EXERCISE DETAILS: Note how many lines in the entries contain the string "month", then give that number and nothing else.

### STORED RECORDS

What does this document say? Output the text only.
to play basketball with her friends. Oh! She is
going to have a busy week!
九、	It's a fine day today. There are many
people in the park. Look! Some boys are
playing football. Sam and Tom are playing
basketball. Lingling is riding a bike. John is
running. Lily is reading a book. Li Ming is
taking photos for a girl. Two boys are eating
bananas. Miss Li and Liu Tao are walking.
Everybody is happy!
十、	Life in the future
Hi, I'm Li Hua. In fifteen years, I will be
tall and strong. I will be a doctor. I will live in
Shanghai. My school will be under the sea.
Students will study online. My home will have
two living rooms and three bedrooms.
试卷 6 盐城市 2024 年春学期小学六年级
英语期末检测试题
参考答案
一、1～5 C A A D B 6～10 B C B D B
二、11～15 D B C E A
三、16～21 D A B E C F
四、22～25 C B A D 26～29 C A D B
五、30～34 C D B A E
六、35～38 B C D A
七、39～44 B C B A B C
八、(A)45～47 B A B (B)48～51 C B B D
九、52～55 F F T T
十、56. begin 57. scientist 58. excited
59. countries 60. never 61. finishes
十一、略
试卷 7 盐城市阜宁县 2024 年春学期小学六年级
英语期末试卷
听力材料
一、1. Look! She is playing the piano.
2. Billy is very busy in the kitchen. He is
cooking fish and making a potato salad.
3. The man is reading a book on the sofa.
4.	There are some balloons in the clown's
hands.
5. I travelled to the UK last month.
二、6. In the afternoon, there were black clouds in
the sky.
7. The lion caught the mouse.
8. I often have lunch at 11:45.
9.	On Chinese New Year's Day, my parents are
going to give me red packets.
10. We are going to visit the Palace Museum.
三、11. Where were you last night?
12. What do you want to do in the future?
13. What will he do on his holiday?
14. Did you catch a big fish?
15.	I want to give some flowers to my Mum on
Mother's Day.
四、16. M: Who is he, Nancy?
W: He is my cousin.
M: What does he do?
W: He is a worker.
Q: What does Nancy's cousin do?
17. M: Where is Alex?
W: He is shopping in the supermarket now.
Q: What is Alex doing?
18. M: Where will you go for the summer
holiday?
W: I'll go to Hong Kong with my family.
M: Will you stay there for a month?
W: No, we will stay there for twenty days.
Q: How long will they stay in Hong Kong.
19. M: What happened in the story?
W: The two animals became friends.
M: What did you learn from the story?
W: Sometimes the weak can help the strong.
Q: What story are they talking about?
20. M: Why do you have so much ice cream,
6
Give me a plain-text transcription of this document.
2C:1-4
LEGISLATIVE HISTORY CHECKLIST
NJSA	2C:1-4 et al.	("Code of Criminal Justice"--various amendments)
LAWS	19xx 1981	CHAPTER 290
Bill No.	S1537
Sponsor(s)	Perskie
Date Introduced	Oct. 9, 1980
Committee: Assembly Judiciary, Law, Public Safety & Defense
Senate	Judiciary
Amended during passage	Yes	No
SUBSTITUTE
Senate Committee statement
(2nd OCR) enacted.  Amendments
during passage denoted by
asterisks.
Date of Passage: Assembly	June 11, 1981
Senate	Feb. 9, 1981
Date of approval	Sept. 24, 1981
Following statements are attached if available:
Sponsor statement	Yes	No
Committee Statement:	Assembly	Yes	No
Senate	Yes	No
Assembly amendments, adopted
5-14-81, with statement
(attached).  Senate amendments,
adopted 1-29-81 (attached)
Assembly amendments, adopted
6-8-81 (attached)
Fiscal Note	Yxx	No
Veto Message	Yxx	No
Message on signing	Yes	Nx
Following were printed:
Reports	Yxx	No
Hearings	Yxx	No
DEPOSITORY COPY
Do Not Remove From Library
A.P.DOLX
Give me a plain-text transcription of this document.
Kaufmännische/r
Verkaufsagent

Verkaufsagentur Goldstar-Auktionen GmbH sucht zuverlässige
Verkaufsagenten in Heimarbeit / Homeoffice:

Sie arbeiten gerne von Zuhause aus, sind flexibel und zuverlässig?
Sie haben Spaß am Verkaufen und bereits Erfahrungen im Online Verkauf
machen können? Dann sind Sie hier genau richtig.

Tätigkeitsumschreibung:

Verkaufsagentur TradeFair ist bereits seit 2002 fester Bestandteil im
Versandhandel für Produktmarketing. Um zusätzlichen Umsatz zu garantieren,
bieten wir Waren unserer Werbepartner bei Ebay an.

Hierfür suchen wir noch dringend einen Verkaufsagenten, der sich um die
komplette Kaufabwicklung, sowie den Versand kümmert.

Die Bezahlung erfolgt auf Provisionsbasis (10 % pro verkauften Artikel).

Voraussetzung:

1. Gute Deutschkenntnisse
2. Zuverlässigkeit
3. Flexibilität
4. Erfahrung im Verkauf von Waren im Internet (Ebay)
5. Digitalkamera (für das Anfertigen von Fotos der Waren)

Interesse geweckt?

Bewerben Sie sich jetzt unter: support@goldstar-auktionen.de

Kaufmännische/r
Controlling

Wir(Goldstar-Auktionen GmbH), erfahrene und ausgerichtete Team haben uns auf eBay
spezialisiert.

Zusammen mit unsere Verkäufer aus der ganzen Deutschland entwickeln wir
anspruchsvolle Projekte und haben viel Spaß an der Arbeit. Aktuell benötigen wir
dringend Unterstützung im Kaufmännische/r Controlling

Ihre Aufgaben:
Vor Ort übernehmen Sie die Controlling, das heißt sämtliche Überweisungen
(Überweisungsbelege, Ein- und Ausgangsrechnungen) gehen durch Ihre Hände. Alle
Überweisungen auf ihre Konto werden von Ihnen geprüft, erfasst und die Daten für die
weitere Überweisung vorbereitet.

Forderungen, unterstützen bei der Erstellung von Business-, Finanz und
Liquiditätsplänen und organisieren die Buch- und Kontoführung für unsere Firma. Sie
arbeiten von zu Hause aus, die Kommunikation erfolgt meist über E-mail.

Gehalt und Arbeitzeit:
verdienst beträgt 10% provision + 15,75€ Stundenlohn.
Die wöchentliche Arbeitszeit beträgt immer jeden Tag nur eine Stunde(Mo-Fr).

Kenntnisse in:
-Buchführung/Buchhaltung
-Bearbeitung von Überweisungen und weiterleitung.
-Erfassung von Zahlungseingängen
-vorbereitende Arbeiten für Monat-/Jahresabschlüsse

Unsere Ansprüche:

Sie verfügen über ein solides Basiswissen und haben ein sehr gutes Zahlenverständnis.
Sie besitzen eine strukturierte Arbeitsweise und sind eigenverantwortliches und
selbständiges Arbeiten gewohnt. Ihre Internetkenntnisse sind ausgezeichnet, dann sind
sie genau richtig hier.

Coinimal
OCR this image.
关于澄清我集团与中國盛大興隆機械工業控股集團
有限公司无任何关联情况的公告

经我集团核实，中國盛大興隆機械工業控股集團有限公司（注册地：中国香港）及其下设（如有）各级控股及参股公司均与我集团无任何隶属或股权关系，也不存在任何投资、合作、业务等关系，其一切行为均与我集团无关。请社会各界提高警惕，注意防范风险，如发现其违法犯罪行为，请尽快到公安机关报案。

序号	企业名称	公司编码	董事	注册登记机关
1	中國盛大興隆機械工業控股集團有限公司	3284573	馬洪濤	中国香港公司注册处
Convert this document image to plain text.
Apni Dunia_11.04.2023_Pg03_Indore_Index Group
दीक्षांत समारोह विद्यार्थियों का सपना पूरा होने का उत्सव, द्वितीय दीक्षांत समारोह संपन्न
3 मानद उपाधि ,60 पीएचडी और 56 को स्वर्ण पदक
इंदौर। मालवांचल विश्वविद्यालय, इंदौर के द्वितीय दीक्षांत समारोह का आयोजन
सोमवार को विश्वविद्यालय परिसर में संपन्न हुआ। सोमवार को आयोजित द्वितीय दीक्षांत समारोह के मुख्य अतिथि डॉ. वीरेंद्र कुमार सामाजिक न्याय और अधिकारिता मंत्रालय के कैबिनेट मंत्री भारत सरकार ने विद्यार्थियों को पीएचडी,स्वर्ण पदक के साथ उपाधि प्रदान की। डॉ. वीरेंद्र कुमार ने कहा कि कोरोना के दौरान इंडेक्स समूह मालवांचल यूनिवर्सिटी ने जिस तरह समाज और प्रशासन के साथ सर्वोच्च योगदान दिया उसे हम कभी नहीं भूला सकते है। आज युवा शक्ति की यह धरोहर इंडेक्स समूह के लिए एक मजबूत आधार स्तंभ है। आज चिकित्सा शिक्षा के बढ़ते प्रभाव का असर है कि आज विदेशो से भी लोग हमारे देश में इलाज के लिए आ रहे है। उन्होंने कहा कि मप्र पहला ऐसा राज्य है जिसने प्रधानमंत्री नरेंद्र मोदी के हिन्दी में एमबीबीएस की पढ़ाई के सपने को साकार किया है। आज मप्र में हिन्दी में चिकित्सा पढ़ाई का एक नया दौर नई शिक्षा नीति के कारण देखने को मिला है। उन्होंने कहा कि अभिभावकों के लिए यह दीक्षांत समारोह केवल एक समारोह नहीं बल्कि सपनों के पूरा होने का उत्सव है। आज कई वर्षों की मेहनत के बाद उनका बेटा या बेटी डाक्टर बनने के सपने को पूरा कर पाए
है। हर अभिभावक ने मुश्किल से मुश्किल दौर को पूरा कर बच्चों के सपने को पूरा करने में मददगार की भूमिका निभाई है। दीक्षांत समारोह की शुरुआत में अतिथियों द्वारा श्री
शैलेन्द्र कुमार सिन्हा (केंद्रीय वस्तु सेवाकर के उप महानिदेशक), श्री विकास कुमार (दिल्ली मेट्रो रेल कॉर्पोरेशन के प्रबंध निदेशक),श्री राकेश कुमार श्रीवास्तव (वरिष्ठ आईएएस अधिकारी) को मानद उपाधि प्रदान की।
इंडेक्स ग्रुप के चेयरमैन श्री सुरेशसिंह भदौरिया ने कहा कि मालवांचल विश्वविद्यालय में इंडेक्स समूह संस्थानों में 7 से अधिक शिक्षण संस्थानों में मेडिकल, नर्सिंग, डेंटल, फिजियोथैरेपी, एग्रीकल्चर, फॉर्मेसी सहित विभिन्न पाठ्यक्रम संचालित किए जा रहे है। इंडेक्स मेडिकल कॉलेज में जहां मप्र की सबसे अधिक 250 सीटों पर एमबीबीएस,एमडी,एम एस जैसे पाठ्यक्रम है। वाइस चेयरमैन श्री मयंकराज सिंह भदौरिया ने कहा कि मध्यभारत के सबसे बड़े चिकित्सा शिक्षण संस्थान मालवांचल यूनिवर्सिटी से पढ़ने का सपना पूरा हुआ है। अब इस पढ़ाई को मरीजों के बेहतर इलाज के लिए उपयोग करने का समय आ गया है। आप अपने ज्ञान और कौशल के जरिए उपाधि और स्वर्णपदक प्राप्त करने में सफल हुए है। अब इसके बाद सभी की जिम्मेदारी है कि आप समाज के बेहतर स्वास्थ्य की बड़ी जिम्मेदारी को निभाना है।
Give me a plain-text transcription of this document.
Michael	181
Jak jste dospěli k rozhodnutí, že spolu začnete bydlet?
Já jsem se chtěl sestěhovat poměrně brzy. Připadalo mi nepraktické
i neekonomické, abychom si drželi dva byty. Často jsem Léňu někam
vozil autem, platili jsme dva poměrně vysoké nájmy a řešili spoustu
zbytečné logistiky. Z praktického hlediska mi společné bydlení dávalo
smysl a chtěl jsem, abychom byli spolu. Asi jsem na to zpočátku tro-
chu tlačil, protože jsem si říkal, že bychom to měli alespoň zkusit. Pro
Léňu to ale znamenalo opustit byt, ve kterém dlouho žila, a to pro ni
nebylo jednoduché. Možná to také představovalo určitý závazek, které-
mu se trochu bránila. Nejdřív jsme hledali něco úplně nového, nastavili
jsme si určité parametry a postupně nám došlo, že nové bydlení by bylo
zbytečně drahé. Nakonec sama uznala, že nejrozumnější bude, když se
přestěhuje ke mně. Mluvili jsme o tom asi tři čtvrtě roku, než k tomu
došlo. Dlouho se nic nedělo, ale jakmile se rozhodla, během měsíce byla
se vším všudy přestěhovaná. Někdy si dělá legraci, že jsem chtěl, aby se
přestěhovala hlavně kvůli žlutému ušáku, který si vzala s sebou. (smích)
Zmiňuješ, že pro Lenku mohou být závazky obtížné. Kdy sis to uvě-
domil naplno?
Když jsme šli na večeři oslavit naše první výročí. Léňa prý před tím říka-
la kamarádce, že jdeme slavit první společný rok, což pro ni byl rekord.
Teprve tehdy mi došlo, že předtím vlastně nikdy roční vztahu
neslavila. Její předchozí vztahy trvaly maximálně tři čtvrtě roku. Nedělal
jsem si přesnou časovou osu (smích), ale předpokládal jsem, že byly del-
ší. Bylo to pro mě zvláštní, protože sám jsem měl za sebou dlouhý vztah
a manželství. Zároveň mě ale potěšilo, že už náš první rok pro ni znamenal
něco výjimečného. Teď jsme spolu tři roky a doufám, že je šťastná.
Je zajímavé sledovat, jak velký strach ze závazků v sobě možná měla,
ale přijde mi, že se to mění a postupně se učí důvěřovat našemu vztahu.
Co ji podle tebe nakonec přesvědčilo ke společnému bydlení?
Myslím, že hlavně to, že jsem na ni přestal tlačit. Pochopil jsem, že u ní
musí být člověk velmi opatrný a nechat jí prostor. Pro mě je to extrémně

######

THE RESPONSE: 2